## EXERCISE DETAILS
Find the lines with "Cube" in them and copy them out.

## DATA EXTRACT
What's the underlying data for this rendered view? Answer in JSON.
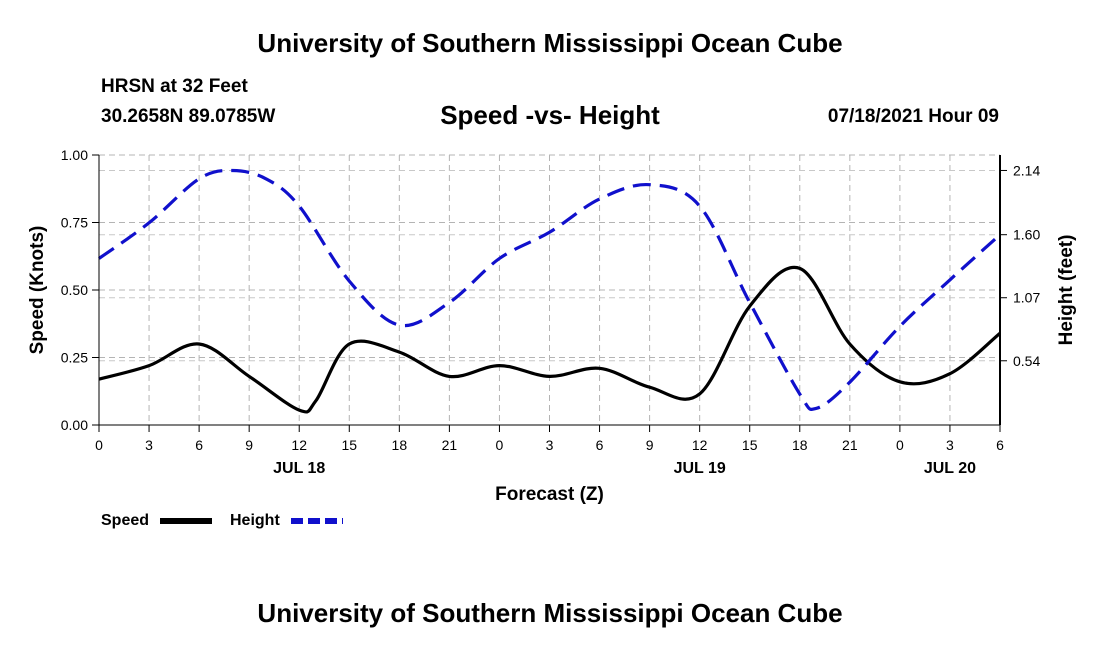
{
  "header": {
    "title_top": "University of Southern Mississippi Ocean Cube",
    "station": "HRSN at 32 Feet",
    "coords": "30.2658N  89.0785W",
    "run_time": "07/18/2021 Hour 09",
    "title_bottom": "University of Southern Mississippi Ocean Cube"
  },
  "chart_data": {
    "type": "line",
    "title": "Speed -vs- Height",
    "xlabel": "Forecast (Z)",
    "ylabel": "Speed (Knots)",
    "ylabel_right": "Height (feet)",
    "xlim": [
      0,
      54
    ],
    "ylim": [
      0,
      1.0
    ],
    "ylim_right": [
      0.0,
      2.27
    ],
    "grid": true,
    "x_ticks": [
      0,
      3,
      6,
      9,
      12,
      15,
      18,
      21,
      24,
      27,
      30,
      33,
      36,
      39,
      42,
      45,
      48,
      51,
      54
    ],
    "x_tick_labels": [
      "0",
      "3",
      "6",
      "9",
      "12",
      "15",
      "18",
      "21",
      "0",
      "3",
      "6",
      "9",
      "12",
      "15",
      "18",
      "21",
      "0",
      "3",
      "6"
    ],
    "date_labels": [
      {
        "x": 12,
        "label": "JUL 18"
      },
      {
        "x": 36,
        "label": "JUL 19"
      },
      {
        "x": 51,
        "label": "JUL 20"
      }
    ],
    "y_ticks": [
      0.0,
      0.25,
      0.5,
      0.75,
      1.0
    ],
    "y_tick_labels": [
      "0.00",
      "0.25",
      "0.50",
      "0.75",
      "1.00"
    ],
    "y_right_ticks": [
      0.54,
      1.07,
      1.6,
      2.14
    ],
    "y_right_tick_labels": [
      "0.54",
      "1.07",
      "1.60",
      "2.14"
    ],
    "legend": {
      "position": "bottom-left",
      "entries": [
        "Speed",
        "Height"
      ]
    },
    "series": [
      {
        "name": "Speed",
        "axis": "left",
        "color": "#000000",
        "dash": "solid",
        "x": [
          0,
          3,
          6,
          9,
          12,
          13,
          15,
          18,
          21,
          24,
          27,
          30,
          33,
          36,
          39,
          42,
          45,
          48,
          51,
          54
        ],
        "values": [
          0.17,
          0.22,
          0.3,
          0.18,
          0.055,
          0.09,
          0.3,
          0.27,
          0.18,
          0.22,
          0.18,
          0.21,
          0.14,
          0.115,
          0.44,
          0.58,
          0.3,
          0.16,
          0.19,
          0.34
        ]
      },
      {
        "name": "Height",
        "axis": "right",
        "color": "#1010cc",
        "dash": "dashed",
        "x": [
          0,
          3,
          6,
          8,
          10,
          12,
          15,
          18,
          21,
          24,
          27,
          30,
          33,
          36,
          39,
          42,
          43,
          45,
          48,
          51,
          54
        ],
        "values": [
          1.4,
          1.7,
          2.07,
          2.14,
          2.07,
          1.84,
          1.21,
          0.84,
          1.03,
          1.4,
          1.62,
          1.9,
          2.02,
          1.84,
          1.03,
          0.26,
          0.14,
          0.36,
          0.83,
          1.22,
          1.6
        ]
      }
    ]
  }
}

## WRITTEN ANSWER
    "title_top": "University of Southern Mississippi Ocean Cube",
    "title_bottom": "University of Southern Mississippi Ocean Cube"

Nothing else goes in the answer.